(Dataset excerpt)
○ ○ ○ ○
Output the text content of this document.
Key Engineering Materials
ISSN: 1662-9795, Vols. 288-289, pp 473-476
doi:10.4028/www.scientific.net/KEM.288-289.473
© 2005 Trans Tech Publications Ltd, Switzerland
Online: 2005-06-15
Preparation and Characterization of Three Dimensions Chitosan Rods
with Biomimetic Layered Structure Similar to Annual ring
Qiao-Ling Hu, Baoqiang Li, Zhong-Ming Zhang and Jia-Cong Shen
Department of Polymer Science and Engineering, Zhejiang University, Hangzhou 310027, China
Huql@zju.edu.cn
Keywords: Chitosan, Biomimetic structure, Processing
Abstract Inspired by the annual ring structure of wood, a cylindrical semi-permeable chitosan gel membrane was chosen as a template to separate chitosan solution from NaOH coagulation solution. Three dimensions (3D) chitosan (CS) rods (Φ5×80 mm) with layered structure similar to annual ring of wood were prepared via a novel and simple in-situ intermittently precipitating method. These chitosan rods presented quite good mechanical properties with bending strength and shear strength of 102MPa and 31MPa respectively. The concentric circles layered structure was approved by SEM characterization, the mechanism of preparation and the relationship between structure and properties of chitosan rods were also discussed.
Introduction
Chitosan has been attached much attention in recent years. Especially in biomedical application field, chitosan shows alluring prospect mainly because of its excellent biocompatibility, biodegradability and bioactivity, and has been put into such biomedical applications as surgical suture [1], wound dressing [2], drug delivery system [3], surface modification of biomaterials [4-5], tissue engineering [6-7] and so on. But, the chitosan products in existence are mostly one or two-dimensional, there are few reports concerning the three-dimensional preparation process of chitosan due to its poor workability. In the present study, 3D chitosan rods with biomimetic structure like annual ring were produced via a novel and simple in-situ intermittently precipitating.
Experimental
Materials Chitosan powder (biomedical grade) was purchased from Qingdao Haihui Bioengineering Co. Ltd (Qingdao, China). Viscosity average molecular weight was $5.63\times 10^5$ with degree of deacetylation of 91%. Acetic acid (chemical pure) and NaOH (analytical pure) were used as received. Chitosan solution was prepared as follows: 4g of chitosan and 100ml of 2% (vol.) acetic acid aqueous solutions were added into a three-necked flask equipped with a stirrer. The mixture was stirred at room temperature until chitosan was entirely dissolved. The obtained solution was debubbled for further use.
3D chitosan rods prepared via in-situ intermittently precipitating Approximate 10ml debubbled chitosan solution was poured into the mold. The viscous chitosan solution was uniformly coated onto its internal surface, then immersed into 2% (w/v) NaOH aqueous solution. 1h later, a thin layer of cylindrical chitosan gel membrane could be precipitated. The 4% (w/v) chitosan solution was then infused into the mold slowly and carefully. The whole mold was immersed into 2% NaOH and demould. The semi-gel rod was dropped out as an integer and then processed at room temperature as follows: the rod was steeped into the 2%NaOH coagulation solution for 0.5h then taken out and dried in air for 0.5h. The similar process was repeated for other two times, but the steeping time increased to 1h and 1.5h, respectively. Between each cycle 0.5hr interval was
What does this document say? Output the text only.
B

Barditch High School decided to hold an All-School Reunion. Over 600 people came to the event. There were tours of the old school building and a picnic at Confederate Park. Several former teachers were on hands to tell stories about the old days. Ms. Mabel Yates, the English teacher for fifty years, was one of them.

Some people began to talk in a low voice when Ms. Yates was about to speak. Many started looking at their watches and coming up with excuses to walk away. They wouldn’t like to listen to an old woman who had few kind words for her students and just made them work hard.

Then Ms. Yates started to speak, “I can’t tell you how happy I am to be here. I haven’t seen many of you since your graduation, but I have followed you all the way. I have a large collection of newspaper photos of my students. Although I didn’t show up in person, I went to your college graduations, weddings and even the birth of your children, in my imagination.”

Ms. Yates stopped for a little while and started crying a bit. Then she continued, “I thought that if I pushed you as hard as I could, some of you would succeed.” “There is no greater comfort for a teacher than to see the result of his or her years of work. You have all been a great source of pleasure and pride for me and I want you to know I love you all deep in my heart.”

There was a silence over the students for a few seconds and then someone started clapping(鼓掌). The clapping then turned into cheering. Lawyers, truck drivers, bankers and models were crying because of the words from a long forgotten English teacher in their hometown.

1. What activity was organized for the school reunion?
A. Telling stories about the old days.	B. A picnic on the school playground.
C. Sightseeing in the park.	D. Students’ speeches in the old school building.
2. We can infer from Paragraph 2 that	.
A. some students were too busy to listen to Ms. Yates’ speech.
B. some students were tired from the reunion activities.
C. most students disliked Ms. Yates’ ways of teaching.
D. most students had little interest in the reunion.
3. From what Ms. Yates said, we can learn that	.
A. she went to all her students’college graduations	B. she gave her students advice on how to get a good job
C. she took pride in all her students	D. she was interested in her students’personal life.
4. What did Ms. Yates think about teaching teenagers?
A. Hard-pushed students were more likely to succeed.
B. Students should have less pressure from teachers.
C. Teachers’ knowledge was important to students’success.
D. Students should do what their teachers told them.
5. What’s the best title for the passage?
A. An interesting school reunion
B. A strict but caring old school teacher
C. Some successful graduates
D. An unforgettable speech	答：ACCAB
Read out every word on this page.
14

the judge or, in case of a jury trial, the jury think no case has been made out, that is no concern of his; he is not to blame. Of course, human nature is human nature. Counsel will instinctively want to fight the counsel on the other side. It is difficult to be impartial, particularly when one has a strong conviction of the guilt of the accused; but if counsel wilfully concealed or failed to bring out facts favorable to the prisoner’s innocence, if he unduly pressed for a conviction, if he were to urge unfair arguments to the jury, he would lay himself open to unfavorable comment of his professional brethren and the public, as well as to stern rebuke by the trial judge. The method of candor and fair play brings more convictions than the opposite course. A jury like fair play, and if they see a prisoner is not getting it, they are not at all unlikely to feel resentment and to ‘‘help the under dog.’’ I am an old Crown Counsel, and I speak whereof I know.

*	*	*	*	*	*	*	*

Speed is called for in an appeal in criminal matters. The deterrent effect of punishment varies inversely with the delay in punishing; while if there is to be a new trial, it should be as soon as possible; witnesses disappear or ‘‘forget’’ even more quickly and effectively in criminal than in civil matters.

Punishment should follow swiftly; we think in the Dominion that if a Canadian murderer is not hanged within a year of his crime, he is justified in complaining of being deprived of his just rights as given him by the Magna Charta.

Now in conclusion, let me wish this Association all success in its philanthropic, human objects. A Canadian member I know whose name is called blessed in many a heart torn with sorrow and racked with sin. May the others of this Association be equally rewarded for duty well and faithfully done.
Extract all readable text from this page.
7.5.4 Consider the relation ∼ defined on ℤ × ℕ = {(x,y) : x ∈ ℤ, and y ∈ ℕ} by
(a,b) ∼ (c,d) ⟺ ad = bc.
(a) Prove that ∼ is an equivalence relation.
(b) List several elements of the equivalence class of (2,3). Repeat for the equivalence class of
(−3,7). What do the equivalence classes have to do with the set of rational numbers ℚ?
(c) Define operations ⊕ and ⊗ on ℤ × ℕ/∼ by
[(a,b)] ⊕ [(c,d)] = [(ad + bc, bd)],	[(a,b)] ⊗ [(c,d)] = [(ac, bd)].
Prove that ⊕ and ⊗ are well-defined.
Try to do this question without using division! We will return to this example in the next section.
○ ○ ○ ○
> THE EXERCISE
Return every entry verbatim.

> WORKED ANSWER
Output the text content of this document.
Key Engineering Materials
ISSN: 1662-9795, Vols. 288-289, pp 473-476
doi:10.4028/www.scientific.net/KEM.288-289.473
© 2005 Trans Tech Publications Ltd, Switzerland
Online: 2005-06-15
Preparation and Characterization of Three Dimensions Chitosan Rods
with Biomimetic Layered Structure Similar to Annual ring
Qiao-Ling Hu, Baoqiang Li, Zhong-Ming Zhang and Jia-Cong Shen
Department of Polymer Science and Engineering, Zhejiang University, Hangzhou 310027, China
Huql@zju.edu.cn
Keywords: Chitosan, Biomimetic structure, Processing
Abstract Inspired by the annual ring structure of wood, a cylindrical semi-permeable chitosan gel membrane was chosen as a template to separate chitosan solution from NaOH coagulation solution. Three dimensions (3D) chitosan (CS) rods (Φ5×80 mm) with layered structure similar to annual ring of wood were prepared via a novel and simple in-situ intermittently precipitating method. These chitosan rods presented quite good mechanical properties with bending strength and shear strength of 102MPa and 31MPa respectively. The concentric circles layered structure was approved by SEM characterization, the mechanism of preparation and the relationship between structure and properties of chitosan rods were also discussed.
Introduction
Chitosan has been attached much attention in recent years. Especially in biomedical application field, chitosan shows alluring prospect mainly because of its excellent biocompatibility, biodegradability and bioactivity, and has been put into such biomedical applications as surgical suture [1], wound dressing [2], drug delivery system [3], surface modification of biomaterials [4-5], tissue engineering [6-7] and so on. But, the chitosan products in existence are mostly one or two-dimensional, there are few reports concerning the three-dimensional preparation process of chitosan due to its poor workability. In the present study, 3D chitosan rods with biomimetic structure like annual ring were produced via a novel and simple in-situ intermittently precipitating.
Experimental
Materials Chitosan powder (biomedical grade) was purchased from Qingdao Haihui Bioengineering Co. Ltd (Qingdao, China). Viscosity average molecular weight was $5.63\times 10^5$ with degree of deacetylation of 91%. Acetic acid (chemical pure) and NaOH (analytical pure) were used as received. Chitosan solution was prepared as follows: 4g of chitosan and 100ml of 2% (vol.) acetic acid aqueous solutions were added into a three-necked flask equipped with a stirrer. The mixture was stirred at room temperature until chitosan was entirely dissolved. The obtained solution was debubbled for further use.
3D chitosan rods prepared via in-situ intermittently precipitating Approximate 10ml debubbled chitosan solution was poured into the mold. The viscous chitosan solution was uniformly coated onto its internal surface, then immersed into 2% (w/v) NaOH aqueous solution. 1h later, a thin layer of cylindrical chitosan gel membrane could be precipitated. The 4% (w/v) chitosan solution was then infused into the mold slowly and carefully. The whole mold was immersed into 2% NaOH and demould. The semi-gel rod was dropped out as an integer and then processed at room temperature as follows: the rod was steeped into the 2%NaOH coagulation solution for 0.5h then taken out and dried in air for 0.5h. The similar process was repeated for other two times, but the steeping time increased to 1h and 1.5h, respectively. Between each cycle 0.5hr interval was
What does this document say? Output the text only.
B

Barditch High School decided to hold an All-School Reunion. Over 600 people came to the event. There were tours of the old school building and a picnic at Confederate Park. Several former teachers were on hands to tell stories about the old days. Ms. Mabel Yates, the English teacher for fifty years, was one of them.

Some people began to talk in a low voice when Ms. Yates was about to speak. Many started looking at their watches and coming up with excuses to walk away. They wouldn’t like to listen to an old woman who had few kind words for her students and just made them work hard.

Then Ms. Yates started to speak, “I can’t tell you how happy I am to be here. I haven’t seen many of you since your graduation, but I have followed you all the way. I have a large collection of newspaper photos of my students. Although I didn’t show up in person, I went to your college graduations, weddings and even the birth of your children, in my imagination.”

Ms. Yates stopped for a little while and started crying a bit. Then she continued, “I thought that if I pushed you as hard as I could, some of you would succeed.” “There is no greater comfort for a teacher than to see the result of his or her years of work. You have all been a great source of pleasure and pride for me and I want you to know I love you all deep in my heart.”

There was a silence over the students for a few seconds and then someone started clapping(鼓掌). The clapping then turned into cheering. Lawyers, truck drivers, bankers and models were crying because of the words from a long forgotten English teacher in their hometown.

1. What activity was organized for the school reunion?
A. Telling stories about the old days.	B. A picnic on the school playground.
C. Sightseeing in the park.	D. Students’ speeches in the old school building.
2. We can infer from Paragraph 2 that	.
A. some students were too busy to listen to Ms. Yates’ speech.
B. some students were tired from the reunion activities.
C. most students disliked Ms. Yates’ ways of teaching.
D. most students had little interest in the reunion.
3. From what Ms. Yates said, we can learn that	.
A. she went to all her students’college graduations	B. she gave her students advice on how to get a good job
C. she took pride in all her students	D. she was interested in her students’personal life.
4. What did Ms. Yates think about teaching teenagers?
A. Hard-pushed students were more likely to succeed.
B. Students should have less pressure from teachers.
C. Teachers’ knowledge was important to students’success.
D. Students should do what their teachers told them.
5. What’s the best title for the passage?
A. An interesting school reunion
B. A strict but caring old school teacher
C. Some successful graduates
D. An unforgettable speech	答：ACCAB
Read out every word on this page.
14

the judge or, in case of a jury trial, the jury think no case has been made out, that is no concern of his; he is not to blame. Of course, human nature is human nature. Counsel will instinctively want to fight the counsel on the other side. It is difficult to be impartial, particularly when one has a strong conviction of the guilt of the accused; but if counsel wilfully concealed or failed to bring out facts favorable to the prisoner’s innocence, if he unduly pressed for a conviction, if he were to urge unfair arguments to the jury, he would lay himself open to unfavorable comment of his professional brethren and the public, as well as to stern rebuke by the trial judge. The method of candor and fair play brings more convictions than the opposite course. A jury like fair play, and if they see a prisoner is not getting it, they are not at all unlikely to feel resentment and to ‘‘help the under dog.’’ I am an old Crown Counsel, and I speak whereof I know.

*	*	*	*	*	*	*	*

Speed is called for in an appeal in criminal matters. The deterrent effect of punishment varies inversely with the delay in punishing; while if there is to be a new trial, it should be as soon as possible; witnesses disappear or ‘‘forget’’ even more quickly and effectively in criminal than in civil matters.

Punishment should follow swiftly; we think in the Dominion that if a Canadian murderer is not hanged within a year of his crime, he is justified in complaining of being deprived of his just rights as given him by the Magna Charta.

Now in conclusion, let me wish this Association all success in its philanthropic, human objects. A Canadian member I know whose name is called blessed in many a heart torn with sorrow and racked with sin. May the others of this Association be equally rewarded for duty well and faithfully done.
Extract all readable text from this page.
7.5.4 Consider the relation ∼ defined on ℤ × ℕ = {(x,y) : x ∈ ℤ, and y ∈ ℕ} by
(a,b) ∼ (c,d) ⟺ ad = bc.
(a) Prove that ∼ is an equivalence relation.
(b) List several elements of the equivalence class of (2,3). Repeat for the equivalence class of
(−3,7). What do the equivalence classes have to do with the set of rational numbers ℚ?
(c) Define operations ⊕ and ⊗ on ℤ × ℕ/∼ by
[(a,b)] ⊕ [(c,d)] = [(ad + bc, bd)],	[(a,b)] ⊗ [(c,d)] = [(ac, bd)].
Prove that ⊕ and ⊗ are well-defined.
Try to do this question without using division! We will return to this example in the next section.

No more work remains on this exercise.